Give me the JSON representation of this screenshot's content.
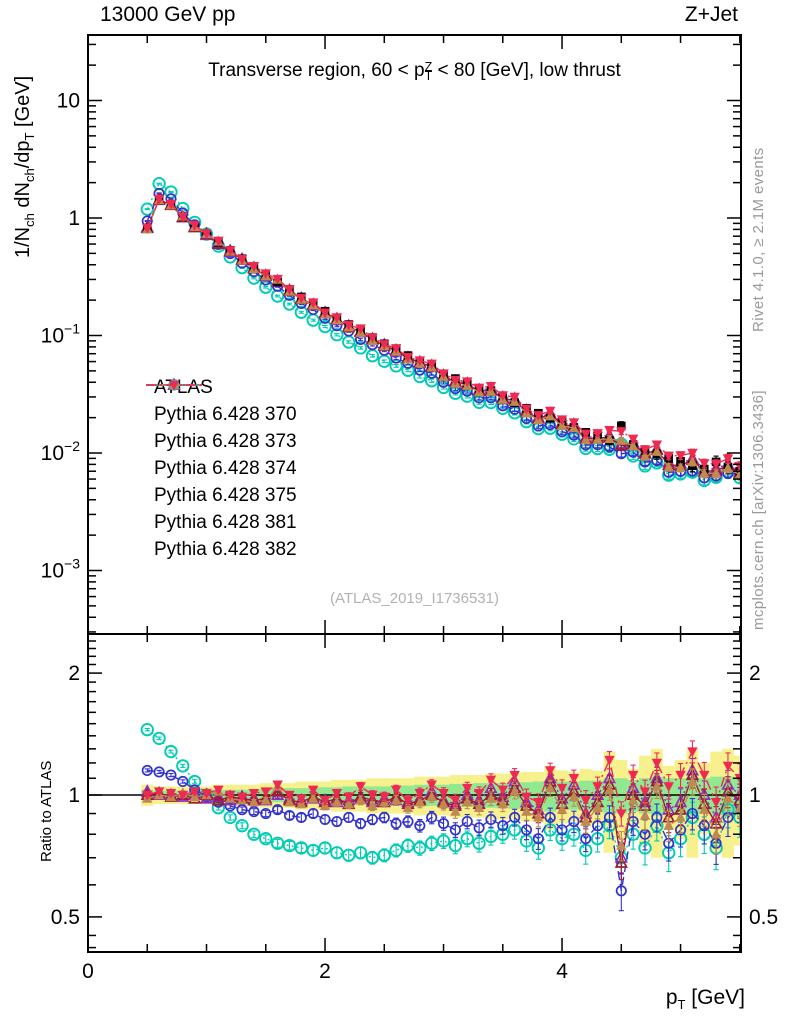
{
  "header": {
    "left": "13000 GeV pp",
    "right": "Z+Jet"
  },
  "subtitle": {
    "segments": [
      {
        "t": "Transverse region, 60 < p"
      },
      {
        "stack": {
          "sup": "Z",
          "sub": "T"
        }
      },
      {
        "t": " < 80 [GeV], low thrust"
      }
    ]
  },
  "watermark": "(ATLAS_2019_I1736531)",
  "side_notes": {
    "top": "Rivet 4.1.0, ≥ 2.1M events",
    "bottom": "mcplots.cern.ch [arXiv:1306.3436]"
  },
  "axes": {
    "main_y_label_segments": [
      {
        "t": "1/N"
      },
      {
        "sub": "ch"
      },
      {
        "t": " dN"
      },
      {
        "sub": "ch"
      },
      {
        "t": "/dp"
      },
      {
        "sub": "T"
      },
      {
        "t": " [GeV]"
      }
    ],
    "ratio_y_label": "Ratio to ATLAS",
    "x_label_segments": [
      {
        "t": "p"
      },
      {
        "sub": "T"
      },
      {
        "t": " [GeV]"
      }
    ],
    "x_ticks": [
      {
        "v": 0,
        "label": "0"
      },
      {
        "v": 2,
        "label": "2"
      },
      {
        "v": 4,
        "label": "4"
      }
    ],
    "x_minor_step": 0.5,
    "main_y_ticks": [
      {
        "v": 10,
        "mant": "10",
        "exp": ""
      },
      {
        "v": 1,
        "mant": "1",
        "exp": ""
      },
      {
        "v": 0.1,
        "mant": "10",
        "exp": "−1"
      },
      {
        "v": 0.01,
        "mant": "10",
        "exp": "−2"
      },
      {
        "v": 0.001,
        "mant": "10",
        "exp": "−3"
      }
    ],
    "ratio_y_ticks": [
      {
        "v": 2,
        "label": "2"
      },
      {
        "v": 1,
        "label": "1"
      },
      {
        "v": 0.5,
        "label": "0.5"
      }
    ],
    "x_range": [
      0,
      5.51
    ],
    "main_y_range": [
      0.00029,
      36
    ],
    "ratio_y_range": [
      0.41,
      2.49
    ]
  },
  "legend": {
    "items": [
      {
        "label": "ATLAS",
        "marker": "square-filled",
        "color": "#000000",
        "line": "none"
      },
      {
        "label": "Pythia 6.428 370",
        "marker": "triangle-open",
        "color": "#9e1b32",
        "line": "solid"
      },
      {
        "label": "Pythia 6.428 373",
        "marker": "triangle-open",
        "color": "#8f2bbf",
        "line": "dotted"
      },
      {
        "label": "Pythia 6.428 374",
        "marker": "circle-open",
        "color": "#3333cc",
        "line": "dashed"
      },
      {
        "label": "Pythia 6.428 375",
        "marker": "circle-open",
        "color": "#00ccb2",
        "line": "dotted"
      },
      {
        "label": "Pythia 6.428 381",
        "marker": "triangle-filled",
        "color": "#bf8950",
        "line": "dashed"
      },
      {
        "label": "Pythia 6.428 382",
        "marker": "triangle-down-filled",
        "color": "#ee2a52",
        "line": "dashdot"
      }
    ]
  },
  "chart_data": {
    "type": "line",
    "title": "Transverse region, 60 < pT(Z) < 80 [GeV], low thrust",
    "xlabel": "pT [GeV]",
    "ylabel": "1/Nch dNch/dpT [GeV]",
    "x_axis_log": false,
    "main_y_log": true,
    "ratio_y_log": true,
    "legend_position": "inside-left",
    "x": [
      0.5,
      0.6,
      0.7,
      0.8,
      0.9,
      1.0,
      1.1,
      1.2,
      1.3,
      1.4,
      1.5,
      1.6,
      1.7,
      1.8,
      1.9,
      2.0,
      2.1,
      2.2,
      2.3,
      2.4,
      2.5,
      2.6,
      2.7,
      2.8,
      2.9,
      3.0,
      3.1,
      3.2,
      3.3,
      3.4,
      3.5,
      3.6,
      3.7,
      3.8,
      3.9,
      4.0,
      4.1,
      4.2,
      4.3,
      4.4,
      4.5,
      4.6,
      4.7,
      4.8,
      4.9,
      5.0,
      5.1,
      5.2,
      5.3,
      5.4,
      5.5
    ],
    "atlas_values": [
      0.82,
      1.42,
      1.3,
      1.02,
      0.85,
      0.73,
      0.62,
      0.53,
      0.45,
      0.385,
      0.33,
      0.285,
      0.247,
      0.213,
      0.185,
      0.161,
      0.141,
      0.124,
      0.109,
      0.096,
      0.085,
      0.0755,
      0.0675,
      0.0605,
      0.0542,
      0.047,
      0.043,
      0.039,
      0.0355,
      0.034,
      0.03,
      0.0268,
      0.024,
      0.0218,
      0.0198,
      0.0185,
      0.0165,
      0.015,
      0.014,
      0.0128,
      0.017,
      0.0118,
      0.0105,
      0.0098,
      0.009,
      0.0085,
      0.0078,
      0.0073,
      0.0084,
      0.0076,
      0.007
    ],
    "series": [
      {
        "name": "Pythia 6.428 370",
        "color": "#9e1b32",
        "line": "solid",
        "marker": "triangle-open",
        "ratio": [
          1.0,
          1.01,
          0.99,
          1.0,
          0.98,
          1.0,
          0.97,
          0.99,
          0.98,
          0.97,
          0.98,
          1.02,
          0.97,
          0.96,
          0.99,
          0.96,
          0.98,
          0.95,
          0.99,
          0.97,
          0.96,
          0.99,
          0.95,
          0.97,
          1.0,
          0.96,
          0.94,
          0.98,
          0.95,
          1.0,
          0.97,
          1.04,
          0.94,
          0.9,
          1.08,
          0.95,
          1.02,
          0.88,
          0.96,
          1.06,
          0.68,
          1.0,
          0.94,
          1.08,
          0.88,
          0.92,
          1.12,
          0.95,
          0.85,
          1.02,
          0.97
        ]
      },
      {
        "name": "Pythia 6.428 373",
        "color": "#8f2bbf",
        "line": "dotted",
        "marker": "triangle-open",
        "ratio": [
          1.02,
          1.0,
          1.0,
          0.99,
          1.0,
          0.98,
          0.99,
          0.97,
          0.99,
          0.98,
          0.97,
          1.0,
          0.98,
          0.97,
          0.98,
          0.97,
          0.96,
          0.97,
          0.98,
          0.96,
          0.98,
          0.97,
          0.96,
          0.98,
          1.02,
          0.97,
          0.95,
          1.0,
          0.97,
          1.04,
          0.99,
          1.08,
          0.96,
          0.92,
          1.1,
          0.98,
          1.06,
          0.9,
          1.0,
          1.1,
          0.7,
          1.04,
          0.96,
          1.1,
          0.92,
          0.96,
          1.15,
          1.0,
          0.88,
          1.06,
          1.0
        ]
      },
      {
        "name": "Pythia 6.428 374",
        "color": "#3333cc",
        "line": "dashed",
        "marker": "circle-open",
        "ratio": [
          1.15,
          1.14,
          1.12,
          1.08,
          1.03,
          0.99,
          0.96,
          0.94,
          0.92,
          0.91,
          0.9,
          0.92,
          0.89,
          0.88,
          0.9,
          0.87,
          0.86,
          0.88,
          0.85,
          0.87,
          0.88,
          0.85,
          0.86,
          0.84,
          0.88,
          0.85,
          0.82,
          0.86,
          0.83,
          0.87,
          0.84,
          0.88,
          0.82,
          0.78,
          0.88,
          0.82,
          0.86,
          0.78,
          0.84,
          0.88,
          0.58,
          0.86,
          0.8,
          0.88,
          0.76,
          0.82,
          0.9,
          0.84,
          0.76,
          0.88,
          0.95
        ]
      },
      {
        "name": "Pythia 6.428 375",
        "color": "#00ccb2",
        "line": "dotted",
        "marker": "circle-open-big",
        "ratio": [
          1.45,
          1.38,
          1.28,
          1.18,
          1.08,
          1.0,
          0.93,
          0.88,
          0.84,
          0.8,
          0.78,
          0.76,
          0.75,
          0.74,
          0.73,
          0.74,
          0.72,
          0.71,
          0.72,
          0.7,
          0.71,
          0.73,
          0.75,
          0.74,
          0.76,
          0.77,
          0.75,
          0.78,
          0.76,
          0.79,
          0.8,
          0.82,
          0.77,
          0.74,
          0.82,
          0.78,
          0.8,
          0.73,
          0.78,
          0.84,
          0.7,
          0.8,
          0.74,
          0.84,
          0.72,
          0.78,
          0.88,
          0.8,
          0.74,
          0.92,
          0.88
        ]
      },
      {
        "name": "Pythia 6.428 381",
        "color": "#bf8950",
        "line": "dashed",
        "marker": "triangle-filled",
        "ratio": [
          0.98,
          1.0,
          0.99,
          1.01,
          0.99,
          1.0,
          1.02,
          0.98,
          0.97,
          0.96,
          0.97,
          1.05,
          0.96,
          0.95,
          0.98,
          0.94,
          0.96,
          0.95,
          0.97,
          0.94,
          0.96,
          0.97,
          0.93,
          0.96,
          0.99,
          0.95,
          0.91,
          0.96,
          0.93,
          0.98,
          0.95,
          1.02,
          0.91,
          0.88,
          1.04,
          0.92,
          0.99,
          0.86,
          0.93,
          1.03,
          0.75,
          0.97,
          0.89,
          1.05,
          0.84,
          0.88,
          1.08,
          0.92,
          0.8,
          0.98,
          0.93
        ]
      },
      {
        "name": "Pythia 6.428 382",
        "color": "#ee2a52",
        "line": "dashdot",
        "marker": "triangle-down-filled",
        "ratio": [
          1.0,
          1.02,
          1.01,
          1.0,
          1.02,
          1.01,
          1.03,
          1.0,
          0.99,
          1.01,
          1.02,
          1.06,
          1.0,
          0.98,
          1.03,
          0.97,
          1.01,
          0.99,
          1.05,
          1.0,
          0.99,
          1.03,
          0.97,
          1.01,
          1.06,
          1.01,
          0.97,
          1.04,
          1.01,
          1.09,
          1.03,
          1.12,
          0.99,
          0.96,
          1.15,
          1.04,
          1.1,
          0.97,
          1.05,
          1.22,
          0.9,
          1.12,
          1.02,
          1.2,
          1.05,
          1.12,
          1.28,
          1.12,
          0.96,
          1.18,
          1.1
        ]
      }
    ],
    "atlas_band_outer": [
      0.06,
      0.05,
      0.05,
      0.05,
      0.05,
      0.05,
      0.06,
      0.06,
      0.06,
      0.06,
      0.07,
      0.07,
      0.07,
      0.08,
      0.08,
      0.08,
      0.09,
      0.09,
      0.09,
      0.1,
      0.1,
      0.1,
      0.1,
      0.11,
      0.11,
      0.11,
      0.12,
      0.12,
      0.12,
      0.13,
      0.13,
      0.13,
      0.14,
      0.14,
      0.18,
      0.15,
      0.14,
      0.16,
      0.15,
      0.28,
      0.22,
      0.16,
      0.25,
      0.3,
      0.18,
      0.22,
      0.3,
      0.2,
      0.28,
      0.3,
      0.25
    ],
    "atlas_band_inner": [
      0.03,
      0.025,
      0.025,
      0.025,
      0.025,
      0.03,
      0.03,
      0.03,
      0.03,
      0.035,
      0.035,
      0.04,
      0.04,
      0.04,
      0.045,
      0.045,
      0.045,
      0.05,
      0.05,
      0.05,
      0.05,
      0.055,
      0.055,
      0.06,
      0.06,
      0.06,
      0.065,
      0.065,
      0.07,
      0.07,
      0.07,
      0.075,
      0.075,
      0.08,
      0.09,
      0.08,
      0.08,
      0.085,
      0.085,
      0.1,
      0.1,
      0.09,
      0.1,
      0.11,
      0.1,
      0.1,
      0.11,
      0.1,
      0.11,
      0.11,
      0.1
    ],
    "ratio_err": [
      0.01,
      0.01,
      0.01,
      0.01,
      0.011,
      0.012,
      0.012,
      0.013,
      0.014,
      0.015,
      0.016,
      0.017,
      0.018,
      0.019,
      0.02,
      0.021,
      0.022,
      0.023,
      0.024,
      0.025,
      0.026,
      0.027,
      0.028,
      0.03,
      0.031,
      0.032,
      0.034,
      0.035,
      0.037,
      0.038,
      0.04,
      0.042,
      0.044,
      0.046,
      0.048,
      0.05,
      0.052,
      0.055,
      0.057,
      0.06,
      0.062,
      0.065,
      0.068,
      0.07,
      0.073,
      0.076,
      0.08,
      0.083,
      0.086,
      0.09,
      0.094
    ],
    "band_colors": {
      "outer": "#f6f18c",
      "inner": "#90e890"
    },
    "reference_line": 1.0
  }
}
________________________________________
**Given instruction**
Scan the records above, count the lines with "region" in them, and give only the number.

**Response to this exercise**
2